(Stored entries)
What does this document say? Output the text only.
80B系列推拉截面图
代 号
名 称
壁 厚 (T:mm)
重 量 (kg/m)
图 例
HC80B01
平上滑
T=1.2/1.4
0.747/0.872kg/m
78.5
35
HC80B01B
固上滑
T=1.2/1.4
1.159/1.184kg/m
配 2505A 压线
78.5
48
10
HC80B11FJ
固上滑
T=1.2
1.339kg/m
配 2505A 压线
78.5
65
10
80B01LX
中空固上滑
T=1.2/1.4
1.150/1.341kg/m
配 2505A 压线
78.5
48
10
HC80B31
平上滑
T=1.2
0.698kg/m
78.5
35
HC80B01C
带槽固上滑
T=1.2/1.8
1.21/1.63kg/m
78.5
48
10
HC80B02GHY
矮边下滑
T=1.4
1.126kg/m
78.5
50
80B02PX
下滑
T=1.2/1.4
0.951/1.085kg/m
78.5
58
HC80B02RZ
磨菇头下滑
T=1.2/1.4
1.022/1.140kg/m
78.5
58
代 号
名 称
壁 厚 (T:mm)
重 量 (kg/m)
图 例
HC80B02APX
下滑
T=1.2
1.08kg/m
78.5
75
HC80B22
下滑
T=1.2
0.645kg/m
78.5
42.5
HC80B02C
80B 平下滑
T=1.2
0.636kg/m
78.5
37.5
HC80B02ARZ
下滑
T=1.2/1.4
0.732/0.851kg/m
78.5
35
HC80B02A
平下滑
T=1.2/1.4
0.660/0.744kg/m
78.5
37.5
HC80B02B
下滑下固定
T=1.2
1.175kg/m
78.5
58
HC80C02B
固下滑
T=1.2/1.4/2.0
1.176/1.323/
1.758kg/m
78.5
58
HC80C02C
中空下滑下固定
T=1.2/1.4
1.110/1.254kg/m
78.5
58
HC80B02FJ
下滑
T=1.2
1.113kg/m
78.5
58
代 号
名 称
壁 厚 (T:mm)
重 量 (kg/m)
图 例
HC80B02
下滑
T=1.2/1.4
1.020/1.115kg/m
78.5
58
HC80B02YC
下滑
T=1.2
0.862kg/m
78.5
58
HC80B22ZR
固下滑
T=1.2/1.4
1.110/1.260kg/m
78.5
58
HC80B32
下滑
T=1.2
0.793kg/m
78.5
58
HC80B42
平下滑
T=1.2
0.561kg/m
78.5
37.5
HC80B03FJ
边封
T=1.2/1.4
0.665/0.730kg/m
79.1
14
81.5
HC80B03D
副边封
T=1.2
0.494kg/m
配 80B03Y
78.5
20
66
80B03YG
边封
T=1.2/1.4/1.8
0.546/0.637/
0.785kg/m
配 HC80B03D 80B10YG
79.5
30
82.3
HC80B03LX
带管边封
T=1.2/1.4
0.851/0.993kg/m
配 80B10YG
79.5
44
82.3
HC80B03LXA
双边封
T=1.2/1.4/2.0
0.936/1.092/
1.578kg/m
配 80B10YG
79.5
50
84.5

EXERCISE DETAILS → Repeat all entries. Match them exactly.

TASK OUTPUT →
What does this document say? Output the text only.
80B系列推拉截面图
代 号
名 称
壁 厚 (T:mm)
重 量 (kg/m)
图 例
HC80B01
平上滑
T=1.2/1.4
0.747/0.872kg/m
78.5
35
HC80B01B
固上滑
T=1.2/1.4
1.159/1.184kg/m
配 2505A 压线
78.5
48
10
HC80B11FJ
固上滑
T=1.2
1.339kg/m
配 2505A 压线
78.5
65
10
80B01LX
中空固上滑
T=1.2/1.4
1.150/1.341kg/m
配 2505A 压线
78.5
48
10
HC80B31
平上滑
T=1.2
0.698kg/m
78.5
35
HC80B01C
带槽固上滑
T=1.2/1.8
1.21/1.63kg/m
78.5
48
10
HC80B02GHY
矮边下滑
T=1.4
1.126kg/m
78.5
50
80B02PX
下滑
T=1.2/1.4
0.951/1.085kg/m
78.5
58
HC80B02RZ
磨菇头下滑
T=1.2/1.4
1.022/1.140kg/m
78.5
58
代 号
名 称
壁 厚 (T:mm)
重 量 (kg/m)
图 例
HC80B02APX
下滑
T=1.2
1.08kg/m
78.5
75
HC80B22
下滑
T=1.2
0.645kg/m
78.5
42.5
HC80B02C
80B 平下滑
T=1.2
0.636kg/m
78.5
37.5
HC80B02ARZ
下滑
T=1.2/1.4
0.732/0.851kg/m
78.5
35
HC80B02A
平下滑
T=1.2/1.4
0.660/0.744kg/m
78.5
37.5
HC80B02B
下滑下固定
T=1.2
1.175kg/m
78.5
58
HC80C02B
固下滑
T=1.2/1.4/2.0
1.176/1.323/
1.758kg/m
78.5
58
HC80C02C
中空下滑下固定
T=1.2/1.4
1.110/1.254kg/m
78.5
58
HC80B02FJ
下滑
T=1.2
1.113kg/m
78.5
58
代 号
名 称
壁 厚 (T:mm)
重 量 (kg/m)
图 例
HC80B02
下滑
T=1.2/1.4
1.020/1.115kg/m
78.5
58
HC80B02YC
下滑
T=1.2
0.862kg/m
78.5
58
HC80B22ZR
固下滑
T=1.2/1.4
1.110/1.260kg/m
78.5
58
HC80B32
下滑
T=1.2
0.793kg/m
78.5
58
HC80B42
平下滑
T=1.2
0.561kg/m
78.5
37.5
HC80B03FJ
边封
T=1.2/1.4
0.665/0.730kg/m
79.1
14
81.5
HC80B03D
副边封
T=1.2
0.494kg/m
配 80B03Y
78.5
20
66
80B03YG
边封
T=1.2/1.4/1.8
0.546/0.637/
0.785kg/m
配 HC80B03D 80B10YG
79.5
30
82.3
HC80B03LX
带管边封
T=1.2/1.4
0.851/0.993kg/m
配 80B10YG
79.5
44
82.3
HC80B03LXA
双边封
T=1.2/1.4/2.0
0.936/1.092/
1.578kg/m
配 80B10YG
79.5
50
84.5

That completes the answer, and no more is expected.